Below are some entries. Copy each line that holds the string "What".
━━━━━ RECORD EXCERPTS ━━━━━
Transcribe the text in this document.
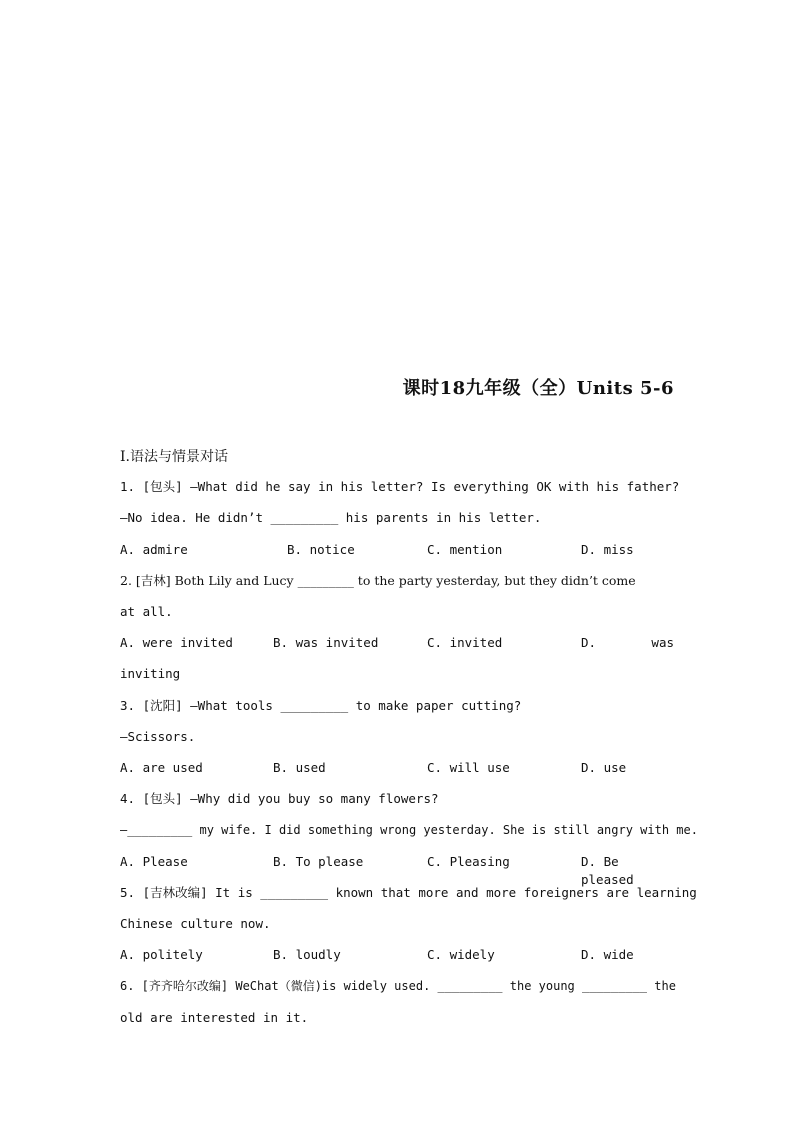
课时18九年级（全）Units 5-6
Ⅰ.语法与情景对话
1. [包头] —What did he say in his letter? Is everything OK with his father?
—No idea. He didn’t _________ his parents in his letter.
A. admire	B. notice	C. mention	D. miss
2. [吉林] Both Lily and Lucy _________ to the party yesterday, but they didn’t come
at all.
A. were invited	B. was invited	C. invited	D.	was
inviting
3. [沈阳] —What tools _________ to make paper cutting?
—Scissors.
A. are used	B. used	C. will use	D. use
4. [包头] —Why did you buy so many flowers?
—_________ my wife. I did something wrong yesterday. She is still angry with me.
A. Please	B. To please	C. Pleasing	D. Be pleased
5. [吉林改编] It is _________ known that more and more foreigners are learning
Chinese culture now.
A. politely	B. loudly	C. widely	D. wide
6. [齐齐哈尔改编] WeChat（微信)is widely used. _________ the young _________ the
old are interested in it.
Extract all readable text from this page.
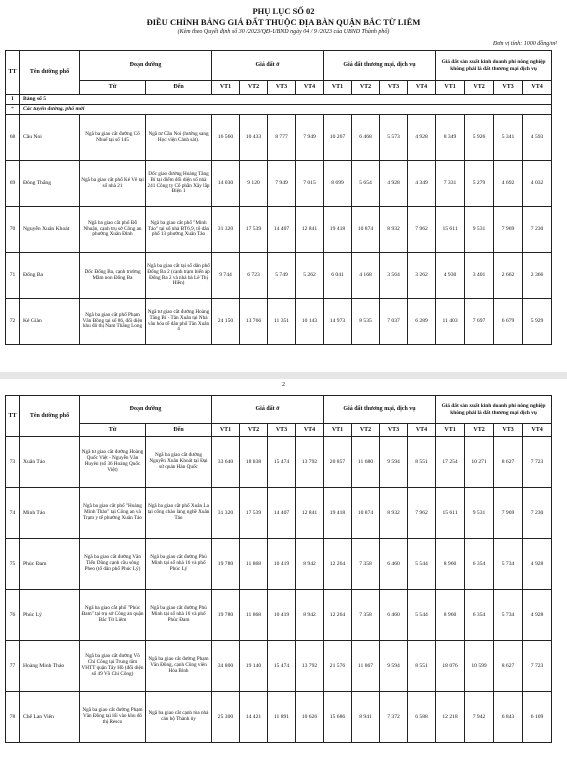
PHỤ LỤC SỐ 02
ĐIỀU CHỈNH BẢNG GIÁ ĐẤT THUỘC ĐỊA BÀN QUẬN BẮC TỪ LIÊM
(Kèm theo Quyết định số 30 /2023/QĐ-UBND ngày 04 / 9 /2023 của UBND Thành phố)
Đơn vị tính: 1000 đồng/m²
TT	Tên đường phố	Đoạn đường		Giá đất ở				Giá đất thương mại, dịch vụ				Giá đất sản xuất kinh doanh phi nông nghiệp không phải là đất thương mại dịch vụ			
		Từ	Đến	VT1	VT2	VT3	VT4	VT1	VT2	VT3	VT4	VT1	VT2	VT3	VT4
I	Bảng số 5														
*	Các tuyến đường, phố mới														
68	Cầu Noi	Ngã ba giao cắt đường Cổ Nhuế tại số 145	Ngã tư Cầu Noi (hướng sang Học viện Cảnh sát).	16 560	10 433	8 777	7 949	10 267	6 468	5 573	4 928	8 349	5 926	5 341	4 593
69	Đông Thắng	Ngã ba giao cắt phố Kẻ Vẽ tại số nhà 21	Dốc giao đường Hoàng Tăng Bí tại điểm đối diện số nhà 241 Công ty Cổ phần Xây lắp Điện 1	14 030	9 120	7 949	7 015	8 699	5 654	4 928	4 349	7 331	5 279	4 692	4 032
70	Nguyễn Xuân Khoát	Ngã ba giao cắt phố Đỗ Nhuận, cạnh trụ sở Công an phường Xuân Đỉnh	Ngã ba giao cắt phố "Minh Tảo" tại số nhà BT6,9, tổ dân phố 13 phường Xuân Tảo	31 320	17 539	14 407	12 841	19 418	10 874	8 932	7 962	15 611	9 531	7 969	7 230
71	Đống Ba	Dốc Đống Ba, cạnh trường Mầm non Đống Ba	Ngã ba giao cắt tại số dân phố Đống Ba 2 (cạnh trạm biến áp Đống Ba 2 và nhà bà Lê Thị Hiền)	9 744	6 723	5 749	5 262	6 041	4 168	3 564	3 262	4 930	3 401	2 662	2 366
72	Kẻ Giàn	Ngã ba giao cắt phố Phạm Văn Đồng tại số 86, đối diện khu đô thị Nam Thăng Long	Ngã tư giao cắt đường Hoàng Tăng Bí - Tân Xuân tại Nhà văn hóa tổ dân phố Tân Xuân 4	24 150	13 766	11 351	10 143	14 973	8 535	7 037	6 289	11 403	7 697	6 679	5 929
2
TT	Tên đường phố	Đoạn đường		Giá đất ở				Giá đất thương mại, dịch vụ				Giá đất sản xuất kinh doanh phi nông nghiệp không phải là đất thương mại dịch vụ			
		Từ	Đến	VT1	VT2	VT3	VT4	VT1	VT2	VT3	VT4	VT1	VT2	VT3	VT4
73	Xuân Tảo	Ngã tư giao cắt đường Hoàng Quốc Việt - Nguyễn Văn Huyên (số 36 Hoàng Quốc Việt)	Ngã ba giao cắt đường Nguyễn Xuân Khoát tại Đại sứ quán Hàn Quốc	33 640	18 838	15 474	13 792	20 857	11 680	9 594	8 551	17 254	10 271	8 627	7 723
74	Minh Tảo	Ngã ba giao cắt phố "Hoàng Minh Thảo" tại Công an và Trạm y tế phường Xuân Tảo	Ngã ba giao cắt phố Xuân La tại cổng chào làng nghề Xuân Tảo	31 320	17 539	14 407	12 841	19 418	10 874	8 932	7 962	15 611	9 531	7 969	7 230
75	Phúc Đam	Ngã ba giao cắt đường Văn Tiến Dũng cạnh cầu sông Pheo (tổ dân phố Phúc Lý)	Ngã ba giao cắt đường Phú Minh tại số nhà 16 và phố Phúc Lý	19 780	11 868	10 419	8 942	12 264	7 358	6 460	5 544	8 960	6 354	5 734	4 928
76	Phúc Lý	Ngã ba giao cắt phố "Phúc Đam" tại trụ sở Công an quận Bắc Từ Liêm	Ngã ba giao cắt đường Phú Minh tại số nhà 16 và phố Phúc Đam	19 780	11 868	10 419	8 942	12 264	7 358	6 460	5 544	8 960	6 354	5 734	4 928
77	Hoàng Minh Thảo	Ngã ba giao cắt đường Võ Chí Công tại Trung tâm VHTT quận Tây Hồ (đối diện số 49 Võ Chí Công)	Ngã ba giao cắt đường Phạm Văn Đồng, cạnh Công viên Hòa Bình	34 800	19 140	15 474	13 792	21 576	11 867	9 594	8 551	18 076	10 599	8 627	7 723
78	Chế Lan Viên	Ngã ba giao cắt đường Phạm Văn Đồng tại lối vào khu đô thị Resco	Ngã ba giao cắt cạnh tòa nhà cán bộ Thành ủy	25 300	14 421	11 891	10 626	15 686	8 941	7 372	6 588	12 218	7 942	6 843	6 109
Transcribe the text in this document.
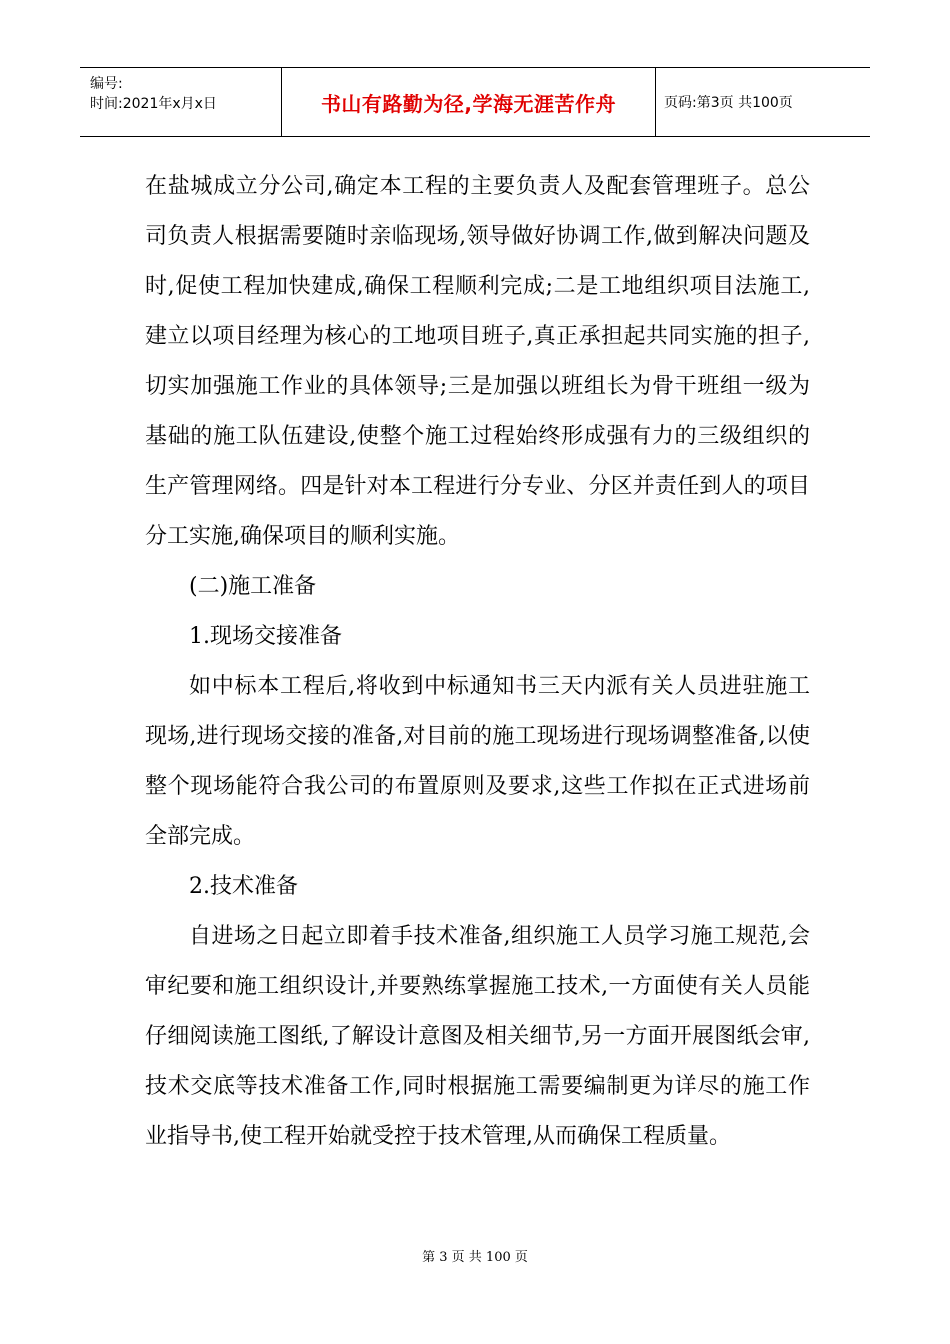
编号:
时间:2021年x月x日	书山有路勤为径,学海无涯苦作舟	页码:第3页 共100页

在盐城成立分公司,确定本工程的主要负责人及配套管理班子。总公司负责人根据需要随时亲临现场,领导做好协调工作,做到解决问题及时,促使工程加快建成,确保工程顺利完成;二是工地组织项目法施工,建立以项目经理为核心的工地项目班子,真正承担起共同实施的担子,切实加强施工作业的具体领导;三是加强以班组长为骨干班组一级为基础的施工队伍建设,使整个施工过程始终形成强有力的三级组织的生产管理网络。四是针对本工程进行分专业、分区并责任到人的项目分工实施,确保项目的顺利实施。

(二)施工准备

1.现场交接准备

如中标本工程后,将收到中标通知书三天内派有关人员进驻施工现场,进行现场交接的准备,对目前的施工现场进行现场调整准备,以使整个现场能符合我公司的布置原则及要求,这些工作拟在正式进场前全部完成。

2.技术准备

自进场之日起立即着手技术准备,组织施工人员学习施工规范,会审纪要和施工组织设计,并要熟练掌握施工技术,一方面使有关人员能仔细阅读施工图纸,了解设计意图及相关细节,另一方面开展图纸会审,技术交底等技术准备工作,同时根据施工需要编制更为详尽的施工作业指导书,使工程开始就受控于技术管理,从而确保工程质量。

第 3 页 共 100 页
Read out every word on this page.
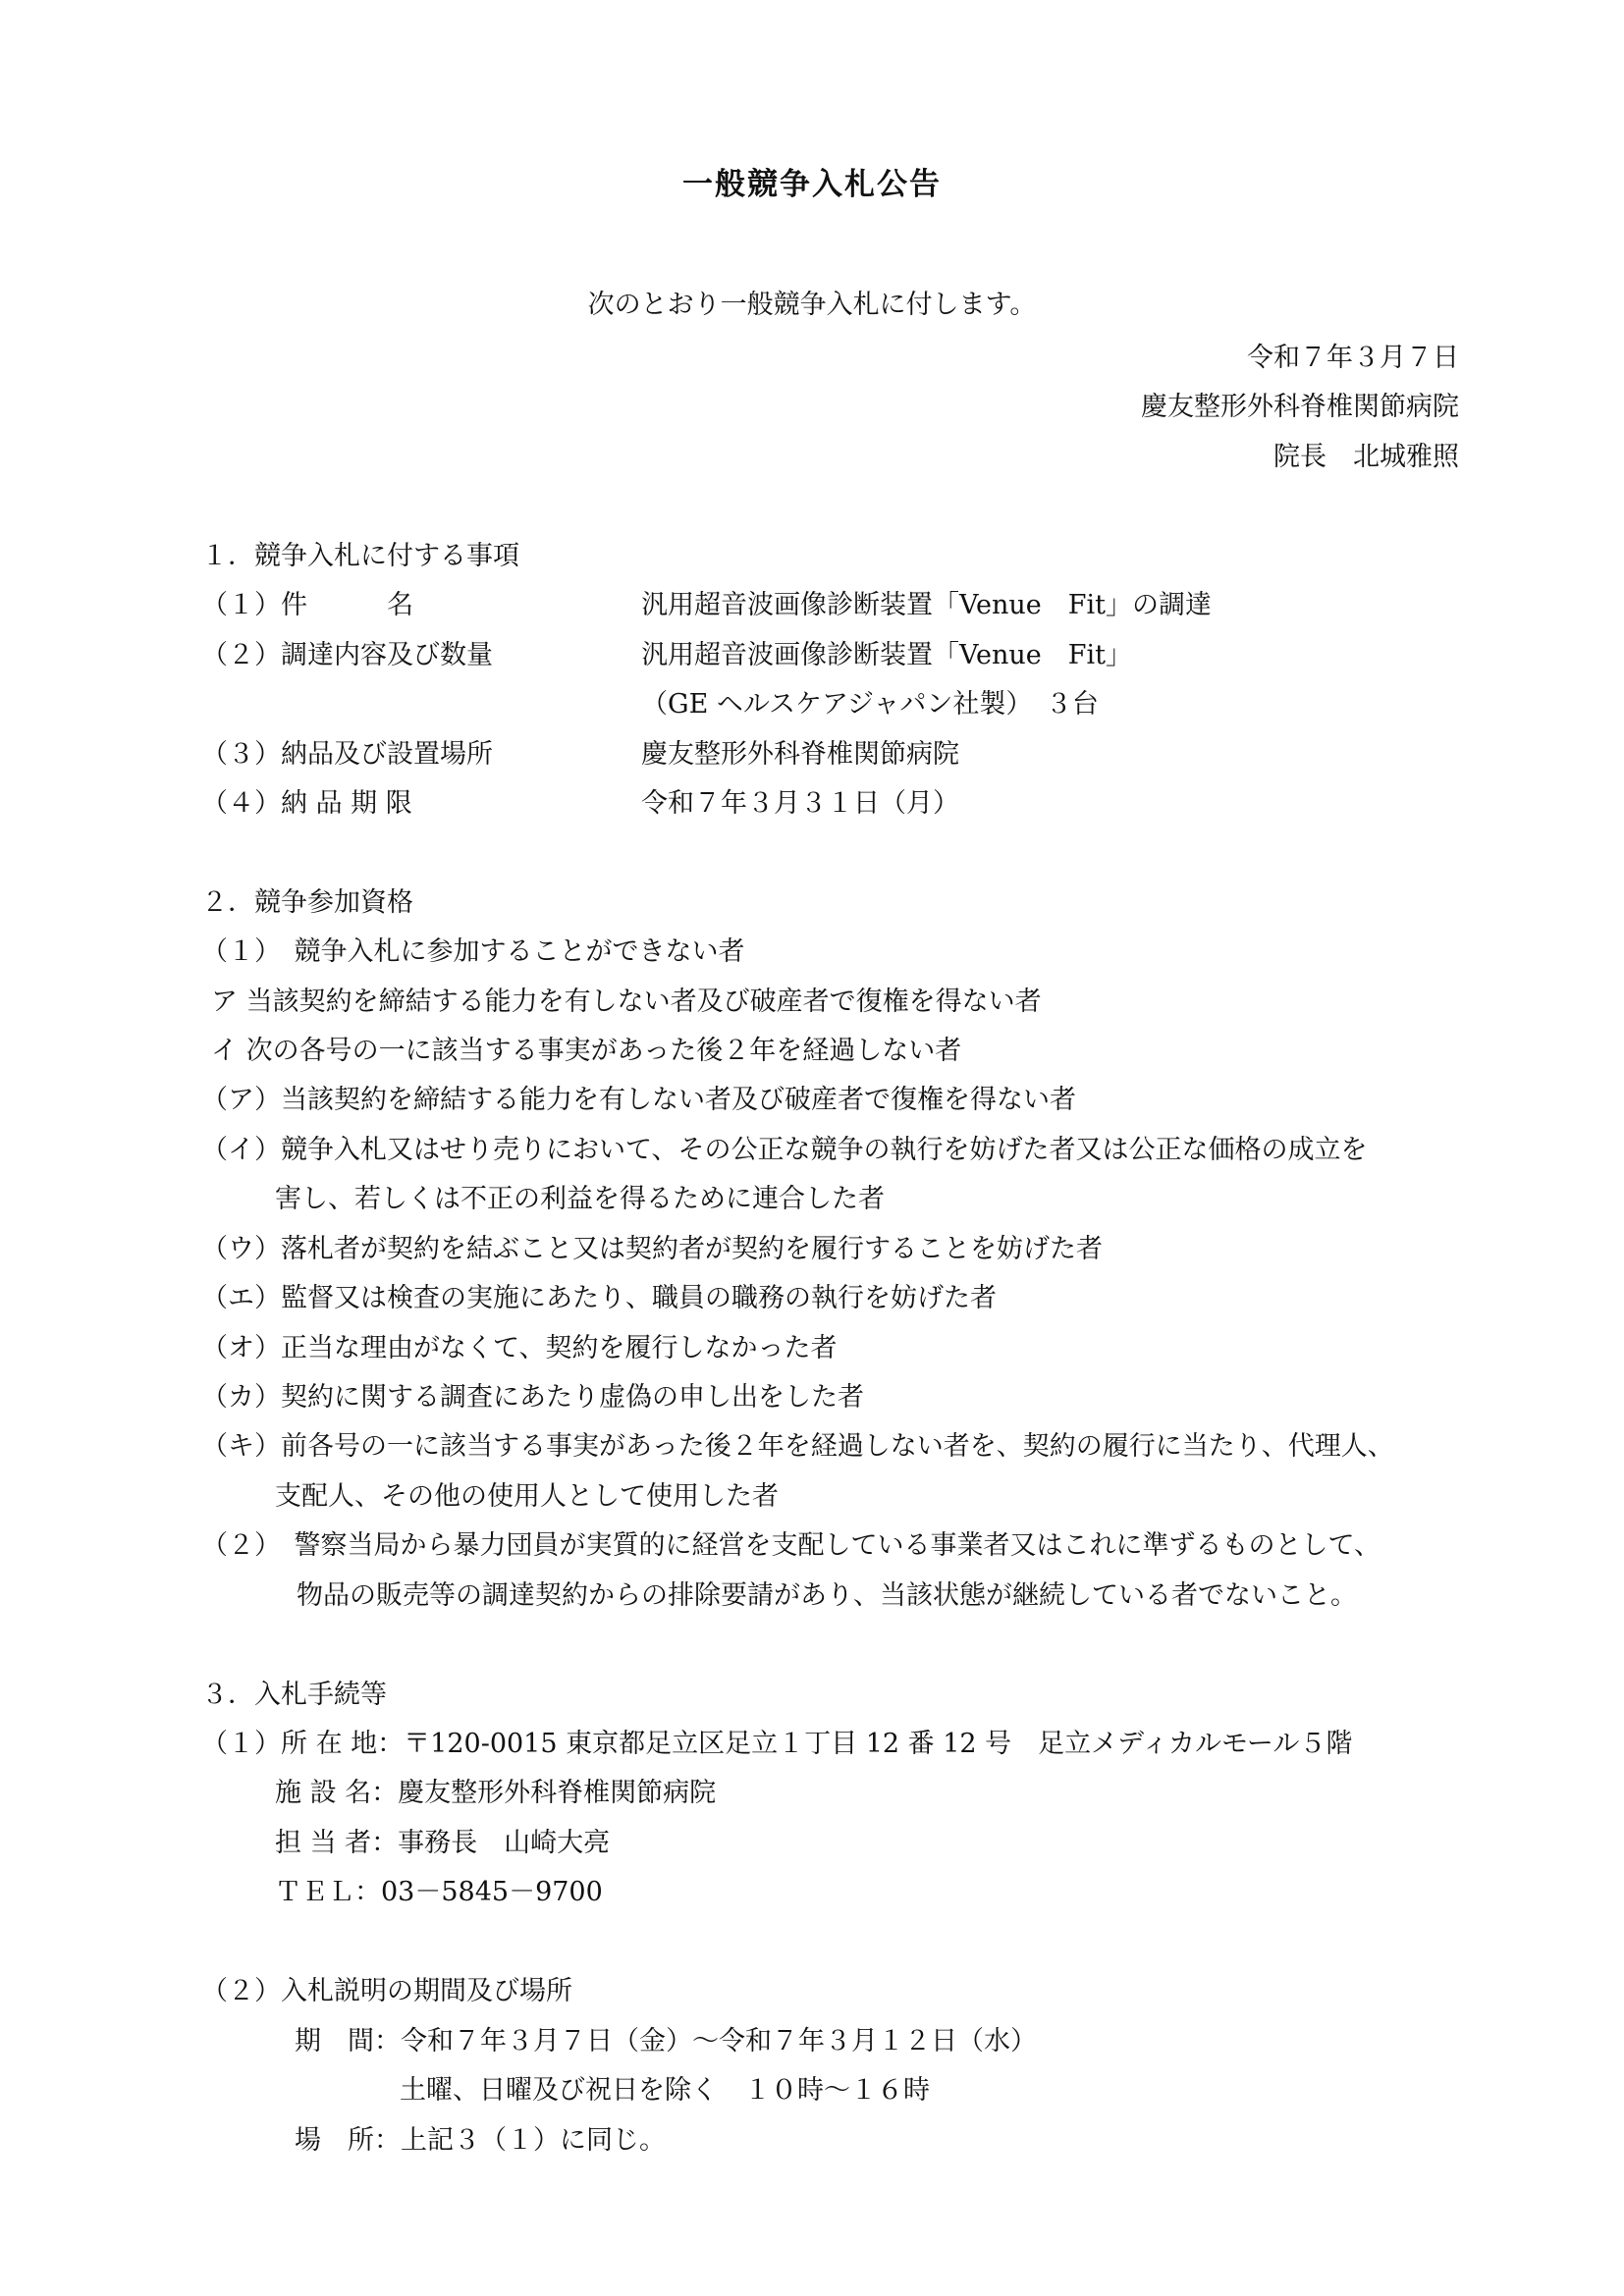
一般競争入札公告
次のとおり一般競争入札に付します。
令和７年３月７日
慶友整形外科脊椎関節病院
院長　北城雅照
１．競争入札に付する事項
（１）件　　　名	汎用超音波画像診断装置「Venue　Fit」の調達
（２）調達内容及び数量	汎用超音波画像診断装置「Venue　Fit」
（GE ヘルスケアジャパン社製）　３台
（３）納品及び設置場所	慶友整形外科脊椎関節病院
（４）納 品 期 限	令和７年３月３１日（月）
２．競争参加資格
（１）　競争入札に参加することができない者
ア 当該契約を締結する能力を有しない者及び破産者で復権を得ない者
イ 次の各号の一に該当する事実があった後２年を経過しない者
（ア）当該契約を締結する能力を有しない者及び破産者で復権を得ない者
（イ）競争入札又はせり売りにおいて、その公正な競争の執行を妨げた者又は公正な価格の成立を
害し、若しくは不正の利益を得るために連合した者
（ウ）落札者が契約を結ぶこと又は契約者が契約を履行することを妨げた者
（エ）監督又は検査の実施にあたり、職員の職務の執行を妨げた者
（オ）正当な理由がなくて、契約を履行しなかった者
（カ）契約に関する調査にあたり虚偽の申し出をした者
（キ）前各号の一に該当する事実があった後２年を経過しない者を、契約の履行に当たり、代理人、
支配人、その他の使用人として使用した者
（２）　警察当局から暴力団員が実質的に経営を支配している事業者又はこれに準ずるものとして、
物品の販売等の調達契約からの排除要請があり、当該状態が継続している者でないこと。
３．入札手続等
（１）所 在 地：〒120-0015 東京都足立区足立１丁目 12 番 12 号　足立メディカルモール５階
施 設 名：慶友整形外科脊椎関節病院
担 当 者：事務長　山崎大亮
ＴＥＬ：03－5845－9700
（２）入札説明の期間及び場所
期　間：令和７年３月７日（金）～令和７年３月１２日（水）
土曜、日曜及び祝日を除く　１０時～１６時
場　所：上記３（１）に同じ。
━━━━━
> **EXERCISE ANSWER**:
1. [包头] —What did he say in his letter? Is everything OK with his father?
3. [沈阳] —What tools _________ to make paper cutting?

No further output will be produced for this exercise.